Aim — Copy the records below exactly, leaving out every picture.

** START **

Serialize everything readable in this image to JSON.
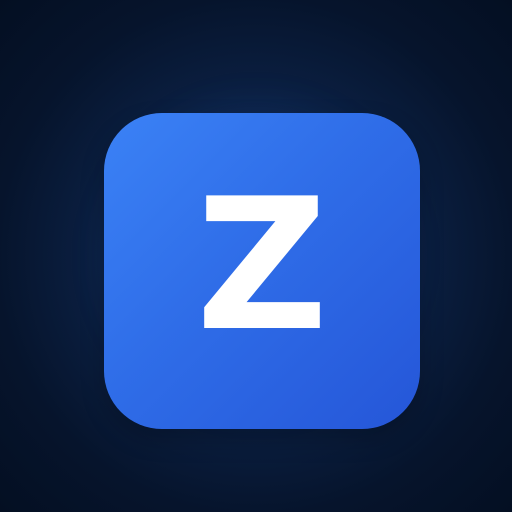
{
  "app_icon": {
    "letter": "Z"
  },
  "colors": {
    "background_center": "#123a78",
    "background_edge": "#040f22",
    "icon_gradient_start": "#3b82f6",
    "icon_gradient_end": "#2556d8",
    "letter": "#ffffff"
  }
}
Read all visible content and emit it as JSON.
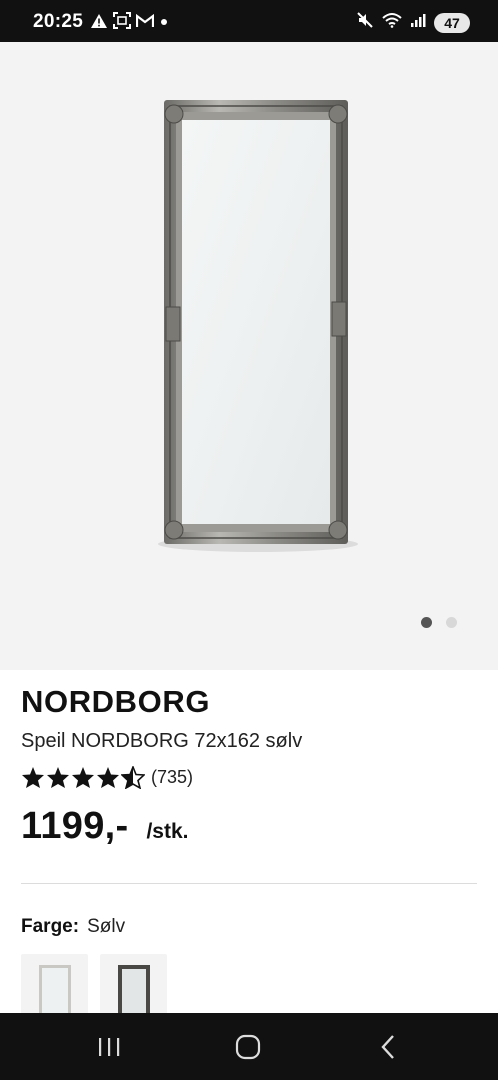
{
  "status_bar": {
    "time": "20:25",
    "battery": "47",
    "left_icons": [
      "warning-icon",
      "screenshot-icon",
      "gmail-icon",
      "dot-icon"
    ],
    "right_icons": [
      "mute-icon",
      "wifi-icon",
      "signal-icon",
      "battery-icon"
    ]
  },
  "gallery": {
    "image": "mirror-image",
    "dots": 2,
    "active_dot": 0
  },
  "product": {
    "brand": "NORDBORG",
    "name": "Speil NORDBORG 72x162 sølv",
    "rating": 4.5,
    "review_count": "(735)",
    "price": "1199,-",
    "unit": "/stk."
  },
  "color": {
    "label": "Farge:",
    "value": "Sølv",
    "variants": [
      "silver-mirror-thumbnail",
      "dark-mirror-thumbnail"
    ]
  },
  "colors": {
    "status_bar_bg": "#111111",
    "image_bg": "#f3f3f3",
    "active_dot": "#555555",
    "inactive_dot": "#d8d8d8"
  },
  "nav_bar": {
    "buttons": [
      "recent-apps-icon",
      "home-icon",
      "back-icon"
    ]
  }
}
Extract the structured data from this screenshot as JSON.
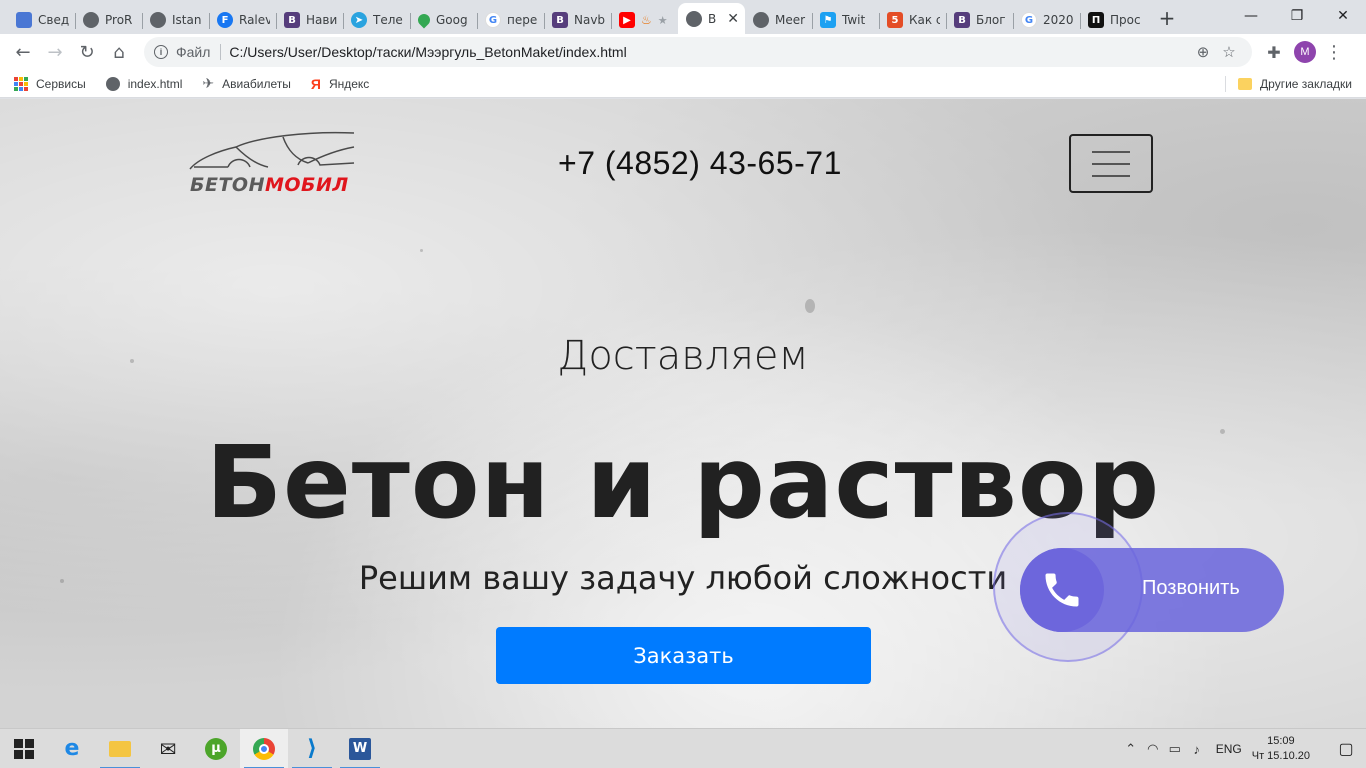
{
  "browser": {
    "tabs": [
      {
        "title": "Свед",
        "icon": "user-icon"
      },
      {
        "title": "ProR",
        "icon": "globe-icon"
      },
      {
        "title": "Istan",
        "icon": "globe-icon"
      },
      {
        "title": "Ralev",
        "icon": "facebook-icon"
      },
      {
        "title": "Нави",
        "icon": "bootstrap-icon"
      },
      {
        "title": "Теле",
        "icon": "telegram-icon"
      },
      {
        "title": "Goog",
        "icon": "maps-icon"
      },
      {
        "title": "пере",
        "icon": "google-icon"
      },
      {
        "title": "Navb",
        "icon": "bootstrap-icon"
      },
      {
        "title": "",
        "icon": "youtube-icon"
      },
      {
        "title": "B",
        "icon": "globe-icon",
        "active": true
      },
      {
        "title": "Meer",
        "icon": "globe-icon"
      },
      {
        "title": "Twit",
        "icon": "twitter-icon"
      },
      {
        "title": "Как с",
        "icon": "html5-icon"
      },
      {
        "title": "Блог",
        "icon": "bootstrap-icon"
      },
      {
        "title": "2020",
        "icon": "google-icon"
      },
      {
        "title": "Прос",
        "icon": "notion-icon"
      }
    ],
    "new_tab": "+",
    "address": {
      "scheme_label": "Файл",
      "url": "C:/Users/User/Desktop/таски/Мээргуль_BetonMaket/index.html"
    },
    "profile_initial": "M",
    "bookmarks": [
      {
        "label": "Сервисы",
        "icon": "apps-icon"
      },
      {
        "label": "index.html",
        "icon": "globe-icon"
      },
      {
        "label": "Авиабилеты",
        "icon": "plane-icon"
      },
      {
        "label": "Яндекс",
        "icon": "yandex-icon"
      }
    ],
    "other_bookmarks": "Другие закладки"
  },
  "page": {
    "logo": {
      "part1": "БЕТОН",
      "part2": "МОБИЛ"
    },
    "phone": "+7 (4852) 43-65-71",
    "subtitle": "Доставляем",
    "headline": "Бетон и раствор",
    "tagline": "Решим вашу задачу любой сложности",
    "order_button": "Заказать",
    "call_widget": "Позвонить"
  },
  "taskbar": {
    "apps": [
      "start-icon",
      "edge-icon",
      "explorer-icon",
      "mail-icon",
      "utorrent-icon",
      "chrome-icon",
      "vscode-icon",
      "word-icon"
    ],
    "language": "ENG",
    "time": "15:09",
    "date": "Чт 15.10.20"
  },
  "colors": {
    "accent": "#007bff",
    "call_widget": "#6d66dc",
    "logo_red": "#e0161d"
  }
}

** END **

Written solution —
Serialize everything readable in this image to JSON.
{
  "app_icon": {
    "letter": "Z"
  },
  "colors": {
    "background_center": "#123a78",
    "background_edge": "#040f22",
    "icon_gradient_start": "#3b82f6",
    "icon_gradient_end": "#2556d8",
    "letter": "#ffffff"
  }
}
Read all visible content and emit it as JSON.
{
  "status_bar": {
    "time": "20:25",
    "battery": "47",
    "left_icons": [
      "warning-icon",
      "screenshot-icon",
      "gmail-icon",
      "dot-icon"
    ],
    "right_icons": [
      "mute-icon",
      "wifi-icon",
      "signal-icon",
      "battery-icon"
    ]
  },
  "gallery": {
    "image": "mirror-image",
    "dots": 2,
    "active_dot": 0
  },
  "product": {
    "brand": "NORDBORG",
    "name": "Speil NORDBORG 72x162 sølv",
    "rating": 4.5,
    "review_count": "(735)",
    "price": "1199,-",
    "unit": "/stk."
  },
  "color": {
    "label": "Farge:",
    "value": "Sølv",
    "variants": [
      "silver-mirror-thumbnail",
      "dark-mirror-thumbnail"
    ]
  },
  "colors": {
    "status_bar_bg": "#111111",
    "image_bg": "#f3f3f3",
    "active_dot": "#555555",
    "inactive_dot": "#d8d8d8"
  },
  "nav_bar": {
    "buttons": [
      "recent-apps-icon",
      "home-icon",
      "back-icon"
    ]
  }
}
Extract the structured data from this screenshot as JSON.
{
  "browser": {
    "tabs": [
      {
        "title": "Свед",
        "icon": "user-icon"
      },
      {
        "title": "ProR",
        "icon": "globe-icon"
      },
      {
        "title": "Istan",
        "icon": "globe-icon"
      },
      {
        "title": "Ralev",
        "icon": "facebook-icon"
      },
      {
        "title": "Нави",
        "icon": "bootstrap-icon"
      },
      {
        "title": "Теле",
        "icon": "telegram-icon"
      },
      {
        "title": "Goog",
        "icon": "maps-icon"
      },
      {
        "title": "пере",
        "icon": "google-icon"
      },
      {
        "title": "Navb",
        "icon": "bootstrap-icon"
      },
      {
        "title": "",
        "icon": "youtube-icon"
      },
      {
        "title": "B",
        "icon": "globe-icon",
        "active": true
      },
      {
        "title": "Meer",
        "icon": "globe-icon"
      },
      {
        "title": "Twit",
        "icon": "twitter-icon"
      },
      {
        "title": "Как с",
        "icon": "html5-icon"
      },
      {
        "title": "Блог",
        "icon": "bootstrap-icon"
      },
      {
        "title": "2020",
        "icon": "google-icon"
      },
      {
        "title": "Прос",
        "icon": "notion-icon"
      }
    ],
    "new_tab": "+",
    "address": {
      "scheme_label": "Файл",
      "url": "C:/Users/User/Desktop/таски/Мээргуль_BetonMaket/index.html"
    },
    "profile_initial": "M",
    "bookmarks": [
      {
        "label": "Сервисы",
        "icon": "apps-icon"
      },
      {
        "label": "index.html",
        "icon": "globe-icon"
      },
      {
        "label": "Авиабилеты",
        "icon": "plane-icon"
      },
      {
        "label": "Яндекс",
        "icon": "yandex-icon"
      }
    ],
    "other_bookmarks": "Другие закладки"
  },
  "page": {
    "logo": {
      "part1": "БЕТОН",
      "part2": "МОБИЛ"
    },
    "phone": "+7 (4852) 43-65-71",
    "subtitle": "Доставляем",
    "headline": "Бетон и раствор",
    "tagline": "Решим вашу задачу любой сложности",
    "order_button": "Заказать",
    "call_widget": "Позвонить"
  },
  "taskbar": {
    "apps": [
      "start-icon",
      "edge-icon",
      "explorer-icon",
      "mail-icon",
      "utorrent-icon",
      "chrome-icon",
      "vscode-icon",
      "word-icon"
    ],
    "language": "ENG",
    "time": "15:09",
    "date": "Чт 15.10.20"
  },
  "colors": {
    "accent": "#007bff",
    "call_widget": "#6d66dc",
    "logo_red": "#e0161d"
  }
}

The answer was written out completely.